(Stored entries)
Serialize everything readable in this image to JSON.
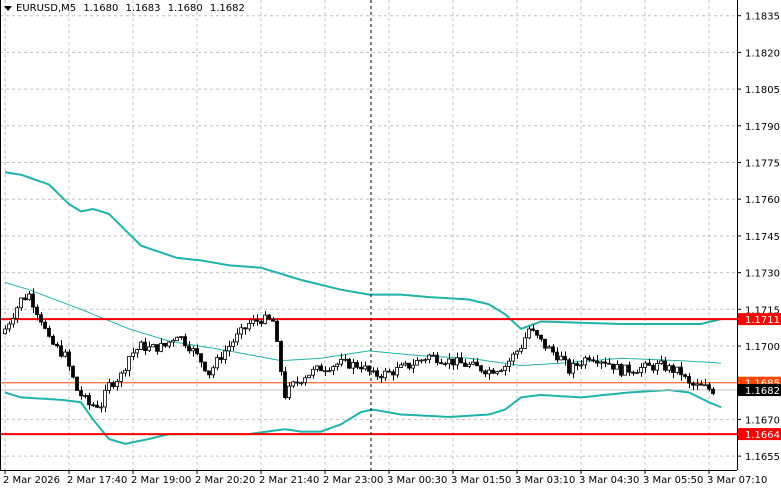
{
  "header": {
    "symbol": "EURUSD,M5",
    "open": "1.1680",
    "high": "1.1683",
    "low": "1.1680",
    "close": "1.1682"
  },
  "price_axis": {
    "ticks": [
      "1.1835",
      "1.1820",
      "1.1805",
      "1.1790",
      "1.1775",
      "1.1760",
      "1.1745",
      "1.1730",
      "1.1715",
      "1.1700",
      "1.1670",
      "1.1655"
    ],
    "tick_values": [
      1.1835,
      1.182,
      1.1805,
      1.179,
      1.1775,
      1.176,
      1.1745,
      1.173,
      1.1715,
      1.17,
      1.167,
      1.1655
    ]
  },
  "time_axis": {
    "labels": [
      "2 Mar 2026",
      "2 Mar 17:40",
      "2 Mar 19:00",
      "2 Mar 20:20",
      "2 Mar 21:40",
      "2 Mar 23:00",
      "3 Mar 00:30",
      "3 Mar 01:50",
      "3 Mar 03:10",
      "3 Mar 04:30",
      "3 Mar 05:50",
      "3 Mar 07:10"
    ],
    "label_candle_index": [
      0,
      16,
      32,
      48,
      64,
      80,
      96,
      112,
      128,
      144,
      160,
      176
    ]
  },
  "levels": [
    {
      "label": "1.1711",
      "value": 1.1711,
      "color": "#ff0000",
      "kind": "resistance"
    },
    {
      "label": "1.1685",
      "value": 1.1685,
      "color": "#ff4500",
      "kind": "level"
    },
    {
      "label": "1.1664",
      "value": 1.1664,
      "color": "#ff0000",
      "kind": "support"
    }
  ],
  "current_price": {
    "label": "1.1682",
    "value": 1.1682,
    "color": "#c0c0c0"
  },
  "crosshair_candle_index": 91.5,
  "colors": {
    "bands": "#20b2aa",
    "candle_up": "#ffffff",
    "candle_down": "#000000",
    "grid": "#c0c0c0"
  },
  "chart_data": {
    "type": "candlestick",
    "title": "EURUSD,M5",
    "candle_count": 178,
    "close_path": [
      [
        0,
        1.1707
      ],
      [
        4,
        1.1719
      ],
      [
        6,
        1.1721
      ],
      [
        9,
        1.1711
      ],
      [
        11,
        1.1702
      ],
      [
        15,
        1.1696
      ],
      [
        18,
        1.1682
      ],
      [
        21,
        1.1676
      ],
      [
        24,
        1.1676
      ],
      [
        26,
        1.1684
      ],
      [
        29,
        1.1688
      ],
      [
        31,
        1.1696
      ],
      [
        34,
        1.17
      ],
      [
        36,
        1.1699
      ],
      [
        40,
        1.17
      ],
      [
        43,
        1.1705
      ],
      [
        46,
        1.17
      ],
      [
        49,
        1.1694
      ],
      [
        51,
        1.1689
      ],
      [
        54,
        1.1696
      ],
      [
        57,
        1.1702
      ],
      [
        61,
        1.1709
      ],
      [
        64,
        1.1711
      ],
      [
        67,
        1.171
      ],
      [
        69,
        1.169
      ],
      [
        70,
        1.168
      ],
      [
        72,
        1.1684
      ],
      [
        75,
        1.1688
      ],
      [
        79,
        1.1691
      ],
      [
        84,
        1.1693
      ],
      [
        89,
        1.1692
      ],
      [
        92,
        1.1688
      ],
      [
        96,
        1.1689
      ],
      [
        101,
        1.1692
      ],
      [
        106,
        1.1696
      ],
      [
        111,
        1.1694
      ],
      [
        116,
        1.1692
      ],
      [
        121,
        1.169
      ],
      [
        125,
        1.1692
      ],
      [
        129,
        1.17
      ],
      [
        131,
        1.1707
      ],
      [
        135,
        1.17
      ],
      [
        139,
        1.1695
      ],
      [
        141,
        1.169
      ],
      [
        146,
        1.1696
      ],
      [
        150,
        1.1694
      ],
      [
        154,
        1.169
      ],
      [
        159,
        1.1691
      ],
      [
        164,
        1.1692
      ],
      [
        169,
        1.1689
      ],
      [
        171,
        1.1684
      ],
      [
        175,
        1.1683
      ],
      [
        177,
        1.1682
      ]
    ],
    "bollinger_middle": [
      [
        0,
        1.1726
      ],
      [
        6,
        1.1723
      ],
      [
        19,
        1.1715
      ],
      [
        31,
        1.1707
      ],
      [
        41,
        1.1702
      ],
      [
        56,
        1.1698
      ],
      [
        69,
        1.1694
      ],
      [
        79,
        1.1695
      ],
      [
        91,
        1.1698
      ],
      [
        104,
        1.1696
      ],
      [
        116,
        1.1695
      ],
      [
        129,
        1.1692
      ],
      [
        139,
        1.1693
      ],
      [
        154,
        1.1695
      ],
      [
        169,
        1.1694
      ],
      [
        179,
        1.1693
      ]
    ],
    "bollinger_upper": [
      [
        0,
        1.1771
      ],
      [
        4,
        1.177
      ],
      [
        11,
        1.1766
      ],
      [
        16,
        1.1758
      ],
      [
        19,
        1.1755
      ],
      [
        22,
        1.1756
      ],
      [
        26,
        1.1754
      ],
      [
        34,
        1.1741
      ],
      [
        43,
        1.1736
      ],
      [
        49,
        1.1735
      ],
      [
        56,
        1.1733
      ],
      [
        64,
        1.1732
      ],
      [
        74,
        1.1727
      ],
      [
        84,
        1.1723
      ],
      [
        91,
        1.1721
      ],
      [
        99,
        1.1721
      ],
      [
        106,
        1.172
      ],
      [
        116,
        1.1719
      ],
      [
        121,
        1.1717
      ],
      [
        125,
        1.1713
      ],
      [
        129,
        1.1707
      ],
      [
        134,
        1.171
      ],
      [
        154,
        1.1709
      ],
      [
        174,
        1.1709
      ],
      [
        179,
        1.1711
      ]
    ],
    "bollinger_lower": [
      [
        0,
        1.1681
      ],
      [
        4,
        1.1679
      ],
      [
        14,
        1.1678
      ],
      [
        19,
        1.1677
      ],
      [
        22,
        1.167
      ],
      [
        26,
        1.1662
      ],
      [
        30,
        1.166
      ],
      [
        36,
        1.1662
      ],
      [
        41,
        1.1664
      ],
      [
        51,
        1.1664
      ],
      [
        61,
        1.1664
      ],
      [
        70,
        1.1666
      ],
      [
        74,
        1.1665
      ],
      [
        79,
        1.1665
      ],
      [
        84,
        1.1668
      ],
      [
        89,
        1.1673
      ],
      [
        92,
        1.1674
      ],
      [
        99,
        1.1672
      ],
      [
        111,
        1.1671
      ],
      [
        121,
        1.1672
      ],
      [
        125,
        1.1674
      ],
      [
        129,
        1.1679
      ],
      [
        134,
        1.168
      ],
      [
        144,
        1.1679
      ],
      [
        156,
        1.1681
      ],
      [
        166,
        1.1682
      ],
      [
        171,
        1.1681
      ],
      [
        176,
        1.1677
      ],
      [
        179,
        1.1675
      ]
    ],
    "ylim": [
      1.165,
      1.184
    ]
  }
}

--

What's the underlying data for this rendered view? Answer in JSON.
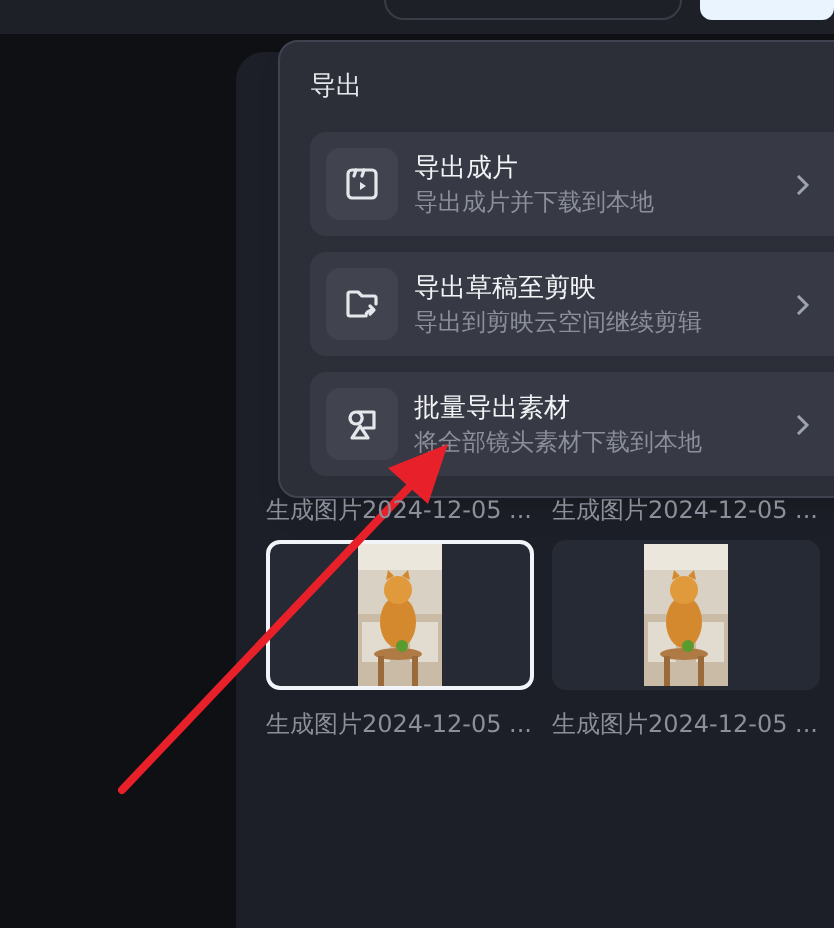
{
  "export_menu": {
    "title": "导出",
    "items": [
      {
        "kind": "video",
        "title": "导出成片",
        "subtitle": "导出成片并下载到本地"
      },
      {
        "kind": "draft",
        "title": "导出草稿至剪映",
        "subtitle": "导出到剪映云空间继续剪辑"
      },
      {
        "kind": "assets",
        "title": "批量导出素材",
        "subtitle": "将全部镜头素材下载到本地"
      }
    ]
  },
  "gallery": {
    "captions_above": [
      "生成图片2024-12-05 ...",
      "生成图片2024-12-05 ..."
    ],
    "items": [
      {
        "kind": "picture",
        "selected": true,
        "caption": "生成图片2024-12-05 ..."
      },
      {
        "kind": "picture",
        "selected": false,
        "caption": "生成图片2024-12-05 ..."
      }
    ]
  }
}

What is needed: Pull out all lines containing "this".

The result:
Serialize everything readable in this image to JSON.
What's the underlying data for this rendered view? Answer in JSON.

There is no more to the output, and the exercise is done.